> _Task to carry out_
Copy out every record below exactly as written, but leave out any pictures.

>> START

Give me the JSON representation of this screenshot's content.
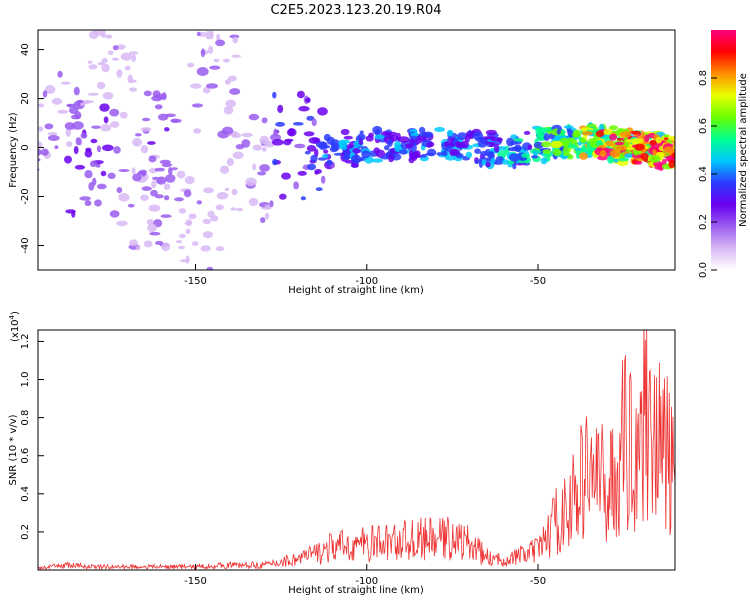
{
  "title": "C2E5.2023.123.20.19.R04",
  "chart_data": [
    {
      "type": "heatmap",
      "xlabel": "Height of straight line (km)",
      "ylabel": "Frequency (Hz)",
      "xlim": [
        -196,
        -10
      ],
      "ylim": [
        -50,
        48
      ],
      "xticks": [
        -150,
        -100,
        -50
      ],
      "xtick_labels": [
        "-150",
        "-100",
        "-50"
      ],
      "yticks": [
        40,
        20,
        0,
        -20,
        -40
      ],
      "ytick_labels": [
        "40",
        "20",
        "0",
        "-20",
        "-40"
      ],
      "colorbar": {
        "label": "Normalized spectral amplitude",
        "range": [
          0,
          1
        ],
        "ticks": [
          0,
          0.2,
          0.4,
          0.6,
          0.8
        ],
        "tick_labels": [
          "0.0",
          "0.2",
          "0.4",
          "0.6",
          "0.8"
        ],
        "colormap": [
          "#ffffff",
          "#d8b8f4",
          "#9a5cf0",
          "#6a00f0",
          "#2a3cff",
          "#00c8ff",
          "#00ff90",
          "#6aff00",
          "#e8ff00",
          "#ff9000",
          "#ff0000",
          "#ff0080"
        ]
      },
      "blobs": [
        {
          "x": -190,
          "y": 10,
          "amp": 0.15
        },
        {
          "x": -180,
          "y": -5,
          "amp": 0.25
        },
        {
          "x": -175,
          "y": 30,
          "amp": 0.12
        },
        {
          "x": -165,
          "y": -20,
          "amp": 0.14
        },
        {
          "x": -160,
          "y": 0,
          "amp": 0.2
        },
        {
          "x": -150,
          "y": -35,
          "amp": 0.12
        },
        {
          "x": -145,
          "y": 25,
          "amp": 0.14
        },
        {
          "x": -135,
          "y": -8,
          "amp": 0.15
        },
        {
          "x": -120,
          "y": 0,
          "amp": 0.3
        },
        {
          "x": -110,
          "y": -2,
          "amp": 0.35
        },
        {
          "x": -100,
          "y": 1,
          "amp": 0.38
        },
        {
          "x": -90,
          "y": 0,
          "amp": 0.4
        },
        {
          "x": -80,
          "y": 2,
          "amp": 0.42
        },
        {
          "x": -70,
          "y": 0,
          "amp": 0.38
        },
        {
          "x": -60,
          "y": -2,
          "amp": 0.45
        },
        {
          "x": -50,
          "y": 0,
          "amp": 0.5
        },
        {
          "x": -45,
          "y": 2,
          "amp": 0.55
        },
        {
          "x": -38,
          "y": 3,
          "amp": 0.6
        },
        {
          "x": -30,
          "y": 2,
          "amp": 0.7
        },
        {
          "x": -25,
          "y": 1,
          "amp": 0.95
        },
        {
          "x": -20,
          "y": 0,
          "amp": 0.75
        },
        {
          "x": -15,
          "y": -1,
          "amp": 0.9
        },
        {
          "x": -10,
          "y": -2,
          "amp": 1.0
        }
      ]
    },
    {
      "type": "line",
      "xlabel": "Height of straight line (km)",
      "ylabel": "SNR (10 * v/v)",
      "scale_label": "(x10",
      "scale_exponent": "4",
      "scale_close": ")",
      "xlim": [
        -196,
        -10
      ],
      "ylim": [
        0,
        1.26
      ],
      "xticks": [
        -150,
        -100,
        -50
      ],
      "xtick_labels": [
        "-150",
        "-100",
        "-50"
      ],
      "yticks": [
        0.2,
        0.4,
        0.6,
        0.8,
        1.0,
        1.2
      ],
      "ytick_labels": [
        "0.2",
        "0.4",
        "0.6",
        "0.8",
        "1.0",
        "1.2"
      ],
      "color": "#ee3333",
      "series": [
        {
          "x": [
            -196,
            -192,
            -188,
            -180,
            -170,
            -160,
            -150,
            -140,
            -130,
            -125,
            -120,
            -115,
            -110,
            -105,
            -100,
            -95,
            -90,
            -85,
            -80,
            -75,
            -70,
            -65,
            -62,
            -58,
            -55,
            -50,
            -47,
            -45,
            -42,
            -38,
            -35,
            -32,
            -30,
            -27,
            -25,
            -22,
            -20,
            -17,
            -15,
            -12,
            -10
          ],
          "y": [
            0.01,
            0.02,
            0.03,
            0.02,
            0.02,
            0.02,
            0.02,
            0.03,
            0.03,
            0.05,
            0.07,
            0.1,
            0.14,
            0.15,
            0.16,
            0.17,
            0.18,
            0.19,
            0.19,
            0.2,
            0.16,
            0.08,
            0.06,
            0.07,
            0.09,
            0.12,
            0.22,
            0.3,
            0.35,
            0.5,
            0.65,
            0.55,
            0.5,
            0.6,
            0.8,
            0.75,
            0.9,
            1.0,
            0.8,
            0.7,
            0.55
          ]
        }
      ]
    }
  ]
}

>> END

> _Written response_
Give me the JSON representation of this screenshot's content.
{
  "title": "C2E5.2023.123.20.19.R04",
  "chart_data": [
    {
      "type": "heatmap",
      "xlabel": "Height of straight line (km)",
      "ylabel": "Frequency (Hz)",
      "xlim": [
        -196,
        -10
      ],
      "ylim": [
        -50,
        48
      ],
      "xticks": [
        -150,
        -100,
        -50
      ],
      "xtick_labels": [
        "-150",
        "-100",
        "-50"
      ],
      "yticks": [
        40,
        20,
        0,
        -20,
        -40
      ],
      "ytick_labels": [
        "40",
        "20",
        "0",
        "-20",
        "-40"
      ],
      "colorbar": {
        "label": "Normalized spectral amplitude",
        "range": [
          0,
          1
        ],
        "ticks": [
          0,
          0.2,
          0.4,
          0.6,
          0.8
        ],
        "tick_labels": [
          "0.0",
          "0.2",
          "0.4",
          "0.6",
          "0.8"
        ],
        "colormap": [
          "#ffffff",
          "#d8b8f4",
          "#9a5cf0",
          "#6a00f0",
          "#2a3cff",
          "#00c8ff",
          "#00ff90",
          "#6aff00",
          "#e8ff00",
          "#ff9000",
          "#ff0000",
          "#ff0080"
        ]
      },
      "blobs": [
        {
          "x": -190,
          "y": 10,
          "amp": 0.15
        },
        {
          "x": -180,
          "y": -5,
          "amp": 0.25
        },
        {
          "x": -175,
          "y": 30,
          "amp": 0.12
        },
        {
          "x": -165,
          "y": -20,
          "amp": 0.14
        },
        {
          "x": -160,
          "y": 0,
          "amp": 0.2
        },
        {
          "x": -150,
          "y": -35,
          "amp": 0.12
        },
        {
          "x": -145,
          "y": 25,
          "amp": 0.14
        },
        {
          "x": -135,
          "y": -8,
          "amp": 0.15
        },
        {
          "x": -120,
          "y": 0,
          "amp": 0.3
        },
        {
          "x": -110,
          "y": -2,
          "amp": 0.35
        },
        {
          "x": -100,
          "y": 1,
          "amp": 0.38
        },
        {
          "x": -90,
          "y": 0,
          "amp": 0.4
        },
        {
          "x": -80,
          "y": 2,
          "amp": 0.42
        },
        {
          "x": -70,
          "y": 0,
          "amp": 0.38
        },
        {
          "x": -60,
          "y": -2,
          "amp": 0.45
        },
        {
          "x": -50,
          "y": 0,
          "amp": 0.5
        },
        {
          "x": -45,
          "y": 2,
          "amp": 0.55
        },
        {
          "x": -38,
          "y": 3,
          "amp": 0.6
        },
        {
          "x": -30,
          "y": 2,
          "amp": 0.7
        },
        {
          "x": -25,
          "y": 1,
          "amp": 0.95
        },
        {
          "x": -20,
          "y": 0,
          "amp": 0.75
        },
        {
          "x": -15,
          "y": -1,
          "amp": 0.9
        },
        {
          "x": -10,
          "y": -2,
          "amp": 1.0
        }
      ]
    },
    {
      "type": "line",
      "xlabel": "Height of straight line (km)",
      "ylabel": "SNR (10 * v/v)",
      "scale_label": "(x10",
      "scale_exponent": "4",
      "scale_close": ")",
      "xlim": [
        -196,
        -10
      ],
      "ylim": [
        0,
        1.26
      ],
      "xticks": [
        -150,
        -100,
        -50
      ],
      "xtick_labels": [
        "-150",
        "-100",
        "-50"
      ],
      "yticks": [
        0.2,
        0.4,
        0.6,
        0.8,
        1.0,
        1.2
      ],
      "ytick_labels": [
        "0.2",
        "0.4",
        "0.6",
        "0.8",
        "1.0",
        "1.2"
      ],
      "color": "#ee3333",
      "series": [
        {
          "x": [
            -196,
            -192,
            -188,
            -180,
            -170,
            -160,
            -150,
            -140,
            -130,
            -125,
            -120,
            -115,
            -110,
            -105,
            -100,
            -95,
            -90,
            -85,
            -80,
            -75,
            -70,
            -65,
            -62,
            -58,
            -55,
            -50,
            -47,
            -45,
            -42,
            -38,
            -35,
            -32,
            -30,
            -27,
            -25,
            -22,
            -20,
            -17,
            -15,
            -12,
            -10
          ],
          "y": [
            0.01,
            0.02,
            0.03,
            0.02,
            0.02,
            0.02,
            0.02,
            0.03,
            0.03,
            0.05,
            0.07,
            0.1,
            0.14,
            0.15,
            0.16,
            0.17,
            0.18,
            0.19,
            0.19,
            0.2,
            0.16,
            0.08,
            0.06,
            0.07,
            0.09,
            0.12,
            0.22,
            0.3,
            0.35,
            0.5,
            0.65,
            0.55,
            0.5,
            0.6,
            0.8,
            0.75,
            0.9,
            1.0,
            0.8,
            0.7,
            0.55
          ]
        }
      ]
    }
  ]
}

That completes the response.